>> begin SUPPLIED RECORDS

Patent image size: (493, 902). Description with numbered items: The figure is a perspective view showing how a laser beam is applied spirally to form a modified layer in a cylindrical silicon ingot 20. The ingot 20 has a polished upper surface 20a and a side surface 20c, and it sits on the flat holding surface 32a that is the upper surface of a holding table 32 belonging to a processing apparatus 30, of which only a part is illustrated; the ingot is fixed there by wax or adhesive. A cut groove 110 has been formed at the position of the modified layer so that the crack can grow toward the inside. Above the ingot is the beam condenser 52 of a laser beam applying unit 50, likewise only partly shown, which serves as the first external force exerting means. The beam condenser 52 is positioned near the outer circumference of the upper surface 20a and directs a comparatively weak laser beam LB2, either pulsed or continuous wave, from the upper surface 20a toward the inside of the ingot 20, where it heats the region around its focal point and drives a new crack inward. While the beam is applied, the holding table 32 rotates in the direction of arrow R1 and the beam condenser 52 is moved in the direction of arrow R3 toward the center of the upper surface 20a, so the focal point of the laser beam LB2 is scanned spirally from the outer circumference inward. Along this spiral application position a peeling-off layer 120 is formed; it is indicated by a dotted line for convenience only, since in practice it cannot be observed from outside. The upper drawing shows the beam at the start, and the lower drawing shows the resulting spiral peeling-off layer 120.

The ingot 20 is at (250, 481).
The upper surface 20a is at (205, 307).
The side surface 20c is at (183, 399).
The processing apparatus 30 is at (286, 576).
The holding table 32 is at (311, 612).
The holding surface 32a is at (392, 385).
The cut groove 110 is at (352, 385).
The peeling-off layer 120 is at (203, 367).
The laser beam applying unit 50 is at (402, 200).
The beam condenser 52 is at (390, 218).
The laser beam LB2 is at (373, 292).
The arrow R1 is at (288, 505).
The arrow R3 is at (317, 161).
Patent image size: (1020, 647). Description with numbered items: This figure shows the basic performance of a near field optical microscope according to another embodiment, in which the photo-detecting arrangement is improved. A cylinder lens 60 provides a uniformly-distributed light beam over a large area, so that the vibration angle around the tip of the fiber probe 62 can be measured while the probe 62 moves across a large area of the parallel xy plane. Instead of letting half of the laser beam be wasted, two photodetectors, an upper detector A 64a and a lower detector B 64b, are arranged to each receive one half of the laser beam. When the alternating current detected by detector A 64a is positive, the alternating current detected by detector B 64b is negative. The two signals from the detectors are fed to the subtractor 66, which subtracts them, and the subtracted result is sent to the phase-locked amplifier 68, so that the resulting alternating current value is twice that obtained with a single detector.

>> end SUPPLIED RECORDS

Identify and copy each line in the entries above that contains the string "detector". Matching is case-sensitive.

# FINAL RESULT
Patent image size: (1020, 647). Description with numbered items: This figure shows the basic performance of a near field optical microscope according to another embodiment, in which the photo-detecting arrangement is improved. A cylinder lens 60 provides a uniformly-distributed light beam over a large area, so that the vibration angle around the tip of the fiber probe 62 can be measured while the probe 62 moves across a large area of the parallel xy plane. Instead of letting half of the laser beam be wasted, two photodetectors, an upper detector A 64a and a lower detector B 64b, are arranged to each receive one half of the laser beam. When the alternating current detected by detector A 64a is positive, the alternating current detected by detector B 64b is negative. The two signals from the detectors are fed to the subtractor 66, which subtracts them, and the subtracted result is sent to the phase-locked amplifier 68, so that the resulting alternating current value is twice that obtained with a single detector.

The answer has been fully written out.